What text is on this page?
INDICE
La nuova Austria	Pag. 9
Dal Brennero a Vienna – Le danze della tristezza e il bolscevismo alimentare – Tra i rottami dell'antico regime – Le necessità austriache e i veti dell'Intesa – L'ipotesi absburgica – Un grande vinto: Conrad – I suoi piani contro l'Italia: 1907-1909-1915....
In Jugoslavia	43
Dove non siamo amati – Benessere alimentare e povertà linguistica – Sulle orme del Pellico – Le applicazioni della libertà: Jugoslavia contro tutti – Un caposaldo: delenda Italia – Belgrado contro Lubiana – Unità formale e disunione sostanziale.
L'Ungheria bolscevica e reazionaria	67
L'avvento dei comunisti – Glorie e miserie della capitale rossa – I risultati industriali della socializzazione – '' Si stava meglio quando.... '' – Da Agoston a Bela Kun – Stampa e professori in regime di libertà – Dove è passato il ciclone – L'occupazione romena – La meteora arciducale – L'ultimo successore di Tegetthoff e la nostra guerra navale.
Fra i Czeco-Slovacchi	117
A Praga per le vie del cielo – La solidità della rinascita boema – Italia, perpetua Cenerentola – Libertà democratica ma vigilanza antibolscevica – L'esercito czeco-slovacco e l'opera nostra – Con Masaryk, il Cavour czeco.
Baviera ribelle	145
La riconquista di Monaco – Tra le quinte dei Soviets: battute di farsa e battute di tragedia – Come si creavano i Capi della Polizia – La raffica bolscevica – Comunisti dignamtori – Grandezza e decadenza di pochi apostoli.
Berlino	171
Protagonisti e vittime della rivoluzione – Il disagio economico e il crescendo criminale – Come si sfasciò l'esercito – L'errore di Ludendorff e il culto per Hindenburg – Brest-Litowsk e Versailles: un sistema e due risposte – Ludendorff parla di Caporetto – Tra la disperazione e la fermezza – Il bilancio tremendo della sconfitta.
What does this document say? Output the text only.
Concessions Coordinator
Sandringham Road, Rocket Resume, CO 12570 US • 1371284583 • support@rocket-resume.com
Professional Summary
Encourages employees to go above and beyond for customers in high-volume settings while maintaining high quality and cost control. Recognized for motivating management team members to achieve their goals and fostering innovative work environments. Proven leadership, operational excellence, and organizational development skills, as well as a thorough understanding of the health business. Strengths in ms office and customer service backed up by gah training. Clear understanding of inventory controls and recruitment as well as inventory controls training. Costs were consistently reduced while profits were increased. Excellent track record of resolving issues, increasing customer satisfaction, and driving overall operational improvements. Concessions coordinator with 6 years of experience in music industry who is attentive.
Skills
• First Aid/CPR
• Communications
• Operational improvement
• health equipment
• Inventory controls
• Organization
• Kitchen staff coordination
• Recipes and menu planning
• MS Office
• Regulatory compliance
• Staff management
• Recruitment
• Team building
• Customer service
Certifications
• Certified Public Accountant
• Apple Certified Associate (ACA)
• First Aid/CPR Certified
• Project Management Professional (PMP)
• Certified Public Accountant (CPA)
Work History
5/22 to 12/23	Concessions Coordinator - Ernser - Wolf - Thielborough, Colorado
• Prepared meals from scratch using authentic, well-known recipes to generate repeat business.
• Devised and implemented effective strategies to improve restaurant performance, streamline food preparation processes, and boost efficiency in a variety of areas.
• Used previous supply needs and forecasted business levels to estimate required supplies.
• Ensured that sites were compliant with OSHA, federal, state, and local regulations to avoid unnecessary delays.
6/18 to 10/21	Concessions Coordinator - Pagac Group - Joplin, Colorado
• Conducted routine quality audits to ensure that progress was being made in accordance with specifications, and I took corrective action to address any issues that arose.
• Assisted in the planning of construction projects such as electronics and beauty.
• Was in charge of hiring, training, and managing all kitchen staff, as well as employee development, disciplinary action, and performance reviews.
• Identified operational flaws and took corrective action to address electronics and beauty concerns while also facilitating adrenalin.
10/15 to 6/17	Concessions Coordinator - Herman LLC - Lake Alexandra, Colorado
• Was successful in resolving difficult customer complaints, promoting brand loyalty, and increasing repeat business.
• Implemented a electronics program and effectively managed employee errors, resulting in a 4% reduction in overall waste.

Work to be completed:
Find all lines holding the string "Come" and copy them.

Problem solution:
La riconquista di Monaco – Tra le quinte dei Soviets: battute di farsa e battute di tragedia – Come si creavano i Capi della Polizia – La raffica bolscevica – Comunisti dignamtori – Grandezza e decadenza di pochi apostoli.
Protagonisti e vittime della rivoluzione – Il disagio economico e il crescendo criminale – Come si sfasciò l'esercito – L'errore di Ludendorff e il culto per Hindenburg – Brest-Litowsk e Versailles: un sistema e due risposte – Ludendorff parla di Caporetto – Tra la disperazione e la fermezza – Il bilancio tremendo della sconfitta.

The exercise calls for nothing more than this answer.